■ Direction
Give the count of lines containing the string "drop", with no other output.

■ Given records
>> Start
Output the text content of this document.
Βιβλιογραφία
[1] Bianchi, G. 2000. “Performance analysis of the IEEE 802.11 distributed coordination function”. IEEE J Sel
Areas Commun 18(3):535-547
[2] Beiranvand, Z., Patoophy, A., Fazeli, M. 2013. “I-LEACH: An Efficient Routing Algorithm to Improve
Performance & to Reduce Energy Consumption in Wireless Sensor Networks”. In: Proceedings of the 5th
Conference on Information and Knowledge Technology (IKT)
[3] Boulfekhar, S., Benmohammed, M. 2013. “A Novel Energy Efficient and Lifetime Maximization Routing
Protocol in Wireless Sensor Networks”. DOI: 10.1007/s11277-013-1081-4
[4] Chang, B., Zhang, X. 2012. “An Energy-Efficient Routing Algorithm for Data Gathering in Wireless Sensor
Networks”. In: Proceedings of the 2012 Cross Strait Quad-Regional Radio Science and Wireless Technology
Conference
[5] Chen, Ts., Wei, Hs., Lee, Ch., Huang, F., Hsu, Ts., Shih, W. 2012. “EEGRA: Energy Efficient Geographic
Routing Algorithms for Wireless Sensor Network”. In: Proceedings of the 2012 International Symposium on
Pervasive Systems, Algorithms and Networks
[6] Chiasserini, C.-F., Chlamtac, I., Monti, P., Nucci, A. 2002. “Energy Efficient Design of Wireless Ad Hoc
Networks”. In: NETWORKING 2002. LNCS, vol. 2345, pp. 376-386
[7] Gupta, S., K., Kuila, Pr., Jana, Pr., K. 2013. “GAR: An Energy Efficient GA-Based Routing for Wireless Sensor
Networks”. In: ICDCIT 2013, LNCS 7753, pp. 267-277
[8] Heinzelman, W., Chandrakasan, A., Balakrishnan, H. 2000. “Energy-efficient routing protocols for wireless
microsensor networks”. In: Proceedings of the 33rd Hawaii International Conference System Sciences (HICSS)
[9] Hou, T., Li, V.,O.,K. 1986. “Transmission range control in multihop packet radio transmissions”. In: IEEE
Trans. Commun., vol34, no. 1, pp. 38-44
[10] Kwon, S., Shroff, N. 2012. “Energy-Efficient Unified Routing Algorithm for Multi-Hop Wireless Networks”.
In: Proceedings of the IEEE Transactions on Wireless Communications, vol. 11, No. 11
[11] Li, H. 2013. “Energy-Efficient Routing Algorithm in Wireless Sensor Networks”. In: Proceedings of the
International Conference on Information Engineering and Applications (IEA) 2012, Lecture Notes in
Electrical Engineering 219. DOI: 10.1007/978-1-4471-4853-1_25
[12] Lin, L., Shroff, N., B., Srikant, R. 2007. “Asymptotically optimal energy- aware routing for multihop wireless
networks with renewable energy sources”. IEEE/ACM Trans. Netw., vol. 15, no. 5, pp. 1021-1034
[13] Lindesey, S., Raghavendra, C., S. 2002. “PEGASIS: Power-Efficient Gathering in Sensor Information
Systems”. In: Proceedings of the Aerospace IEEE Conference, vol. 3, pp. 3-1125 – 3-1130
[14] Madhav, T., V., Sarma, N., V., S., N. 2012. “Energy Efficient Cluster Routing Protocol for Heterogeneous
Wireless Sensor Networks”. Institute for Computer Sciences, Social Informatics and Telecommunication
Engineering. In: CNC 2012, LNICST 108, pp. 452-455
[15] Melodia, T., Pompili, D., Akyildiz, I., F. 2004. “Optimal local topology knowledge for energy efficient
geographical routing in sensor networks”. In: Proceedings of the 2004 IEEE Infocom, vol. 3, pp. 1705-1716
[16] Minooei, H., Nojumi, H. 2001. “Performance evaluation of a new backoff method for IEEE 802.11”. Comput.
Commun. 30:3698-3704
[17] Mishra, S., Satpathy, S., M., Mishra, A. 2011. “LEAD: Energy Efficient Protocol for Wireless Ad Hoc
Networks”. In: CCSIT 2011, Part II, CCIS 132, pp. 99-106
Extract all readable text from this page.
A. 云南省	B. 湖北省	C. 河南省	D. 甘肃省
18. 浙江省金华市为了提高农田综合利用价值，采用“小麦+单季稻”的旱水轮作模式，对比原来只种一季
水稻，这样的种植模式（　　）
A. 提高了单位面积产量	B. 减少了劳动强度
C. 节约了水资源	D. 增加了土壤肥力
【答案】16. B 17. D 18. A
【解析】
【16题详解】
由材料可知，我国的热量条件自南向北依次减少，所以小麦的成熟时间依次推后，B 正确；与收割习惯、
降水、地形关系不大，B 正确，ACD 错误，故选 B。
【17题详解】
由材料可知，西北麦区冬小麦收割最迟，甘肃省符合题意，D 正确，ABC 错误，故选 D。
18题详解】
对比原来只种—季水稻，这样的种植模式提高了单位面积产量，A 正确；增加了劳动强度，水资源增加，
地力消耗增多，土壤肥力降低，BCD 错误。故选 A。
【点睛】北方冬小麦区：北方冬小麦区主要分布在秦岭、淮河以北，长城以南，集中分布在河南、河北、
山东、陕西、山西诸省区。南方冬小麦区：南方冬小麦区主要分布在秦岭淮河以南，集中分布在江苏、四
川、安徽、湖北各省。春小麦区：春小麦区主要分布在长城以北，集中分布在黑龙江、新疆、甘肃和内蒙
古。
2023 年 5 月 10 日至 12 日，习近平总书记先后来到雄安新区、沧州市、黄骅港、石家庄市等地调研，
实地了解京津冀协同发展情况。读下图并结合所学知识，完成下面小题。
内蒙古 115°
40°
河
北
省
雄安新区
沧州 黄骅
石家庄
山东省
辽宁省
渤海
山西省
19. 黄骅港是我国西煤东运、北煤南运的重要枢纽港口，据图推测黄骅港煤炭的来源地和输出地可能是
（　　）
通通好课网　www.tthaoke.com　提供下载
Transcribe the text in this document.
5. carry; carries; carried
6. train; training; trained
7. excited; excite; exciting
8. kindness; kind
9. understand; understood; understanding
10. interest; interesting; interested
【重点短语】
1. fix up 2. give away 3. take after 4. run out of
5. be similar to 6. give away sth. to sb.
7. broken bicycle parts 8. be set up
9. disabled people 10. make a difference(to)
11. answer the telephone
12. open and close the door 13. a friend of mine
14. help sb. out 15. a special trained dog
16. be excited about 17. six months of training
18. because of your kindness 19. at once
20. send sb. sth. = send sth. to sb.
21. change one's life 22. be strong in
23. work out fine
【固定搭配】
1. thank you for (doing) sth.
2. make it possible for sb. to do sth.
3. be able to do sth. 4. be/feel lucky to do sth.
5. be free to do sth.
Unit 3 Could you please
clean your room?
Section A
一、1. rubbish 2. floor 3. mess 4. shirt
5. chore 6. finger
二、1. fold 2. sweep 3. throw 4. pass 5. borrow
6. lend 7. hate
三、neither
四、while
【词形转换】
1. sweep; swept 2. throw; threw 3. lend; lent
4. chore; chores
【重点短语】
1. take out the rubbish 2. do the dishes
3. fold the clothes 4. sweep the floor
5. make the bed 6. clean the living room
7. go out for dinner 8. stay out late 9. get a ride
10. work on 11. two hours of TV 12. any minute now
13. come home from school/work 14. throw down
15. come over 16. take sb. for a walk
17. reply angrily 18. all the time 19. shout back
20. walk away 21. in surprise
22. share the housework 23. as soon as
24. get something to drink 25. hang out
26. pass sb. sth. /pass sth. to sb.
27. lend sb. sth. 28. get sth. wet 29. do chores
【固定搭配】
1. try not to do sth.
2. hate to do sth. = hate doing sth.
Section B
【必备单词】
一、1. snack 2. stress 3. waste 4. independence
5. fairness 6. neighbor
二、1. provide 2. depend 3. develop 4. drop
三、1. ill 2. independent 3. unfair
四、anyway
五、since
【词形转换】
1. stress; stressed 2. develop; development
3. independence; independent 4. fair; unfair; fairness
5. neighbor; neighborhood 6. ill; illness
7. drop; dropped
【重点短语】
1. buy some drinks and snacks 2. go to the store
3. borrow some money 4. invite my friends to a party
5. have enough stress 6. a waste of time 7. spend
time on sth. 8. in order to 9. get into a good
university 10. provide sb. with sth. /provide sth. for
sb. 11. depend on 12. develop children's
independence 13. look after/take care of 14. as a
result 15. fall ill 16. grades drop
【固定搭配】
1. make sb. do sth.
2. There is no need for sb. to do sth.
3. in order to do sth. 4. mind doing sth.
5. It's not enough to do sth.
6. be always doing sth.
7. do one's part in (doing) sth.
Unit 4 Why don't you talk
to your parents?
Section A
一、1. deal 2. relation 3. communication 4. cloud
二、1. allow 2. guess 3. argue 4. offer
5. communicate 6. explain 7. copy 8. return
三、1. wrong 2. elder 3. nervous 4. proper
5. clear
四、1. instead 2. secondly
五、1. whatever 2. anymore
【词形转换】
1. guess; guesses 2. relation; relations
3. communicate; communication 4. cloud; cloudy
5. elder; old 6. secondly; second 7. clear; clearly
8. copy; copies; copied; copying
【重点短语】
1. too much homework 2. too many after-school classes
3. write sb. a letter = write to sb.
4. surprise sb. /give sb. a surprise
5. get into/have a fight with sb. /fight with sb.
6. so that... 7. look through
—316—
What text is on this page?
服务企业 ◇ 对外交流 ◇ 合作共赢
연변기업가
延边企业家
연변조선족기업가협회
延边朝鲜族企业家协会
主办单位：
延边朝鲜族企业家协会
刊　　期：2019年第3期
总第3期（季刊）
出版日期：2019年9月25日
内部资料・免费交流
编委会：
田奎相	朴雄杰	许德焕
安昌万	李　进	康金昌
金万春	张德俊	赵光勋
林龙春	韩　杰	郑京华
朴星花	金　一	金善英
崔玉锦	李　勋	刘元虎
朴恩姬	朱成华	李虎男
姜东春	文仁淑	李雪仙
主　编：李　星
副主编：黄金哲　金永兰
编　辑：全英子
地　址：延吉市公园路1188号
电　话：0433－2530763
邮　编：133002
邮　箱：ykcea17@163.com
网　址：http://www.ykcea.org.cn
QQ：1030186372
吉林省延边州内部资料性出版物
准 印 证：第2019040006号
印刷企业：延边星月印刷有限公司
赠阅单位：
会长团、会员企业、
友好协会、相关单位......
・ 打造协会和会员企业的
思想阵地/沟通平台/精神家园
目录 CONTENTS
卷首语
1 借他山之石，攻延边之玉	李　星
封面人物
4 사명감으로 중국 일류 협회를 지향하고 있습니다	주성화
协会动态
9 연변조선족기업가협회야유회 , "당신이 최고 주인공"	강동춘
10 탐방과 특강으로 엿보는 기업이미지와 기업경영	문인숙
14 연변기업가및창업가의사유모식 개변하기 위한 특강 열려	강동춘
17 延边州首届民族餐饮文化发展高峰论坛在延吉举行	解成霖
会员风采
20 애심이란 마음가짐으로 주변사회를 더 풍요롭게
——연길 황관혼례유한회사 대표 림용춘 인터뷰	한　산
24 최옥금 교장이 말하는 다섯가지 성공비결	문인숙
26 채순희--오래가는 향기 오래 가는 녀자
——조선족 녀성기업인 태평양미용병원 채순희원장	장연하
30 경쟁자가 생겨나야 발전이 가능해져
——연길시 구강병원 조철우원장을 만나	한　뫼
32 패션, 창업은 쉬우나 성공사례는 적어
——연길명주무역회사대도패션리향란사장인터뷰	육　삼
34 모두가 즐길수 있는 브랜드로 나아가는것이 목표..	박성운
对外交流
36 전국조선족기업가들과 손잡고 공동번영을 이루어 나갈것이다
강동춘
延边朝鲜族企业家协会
>> End
■ Output below
3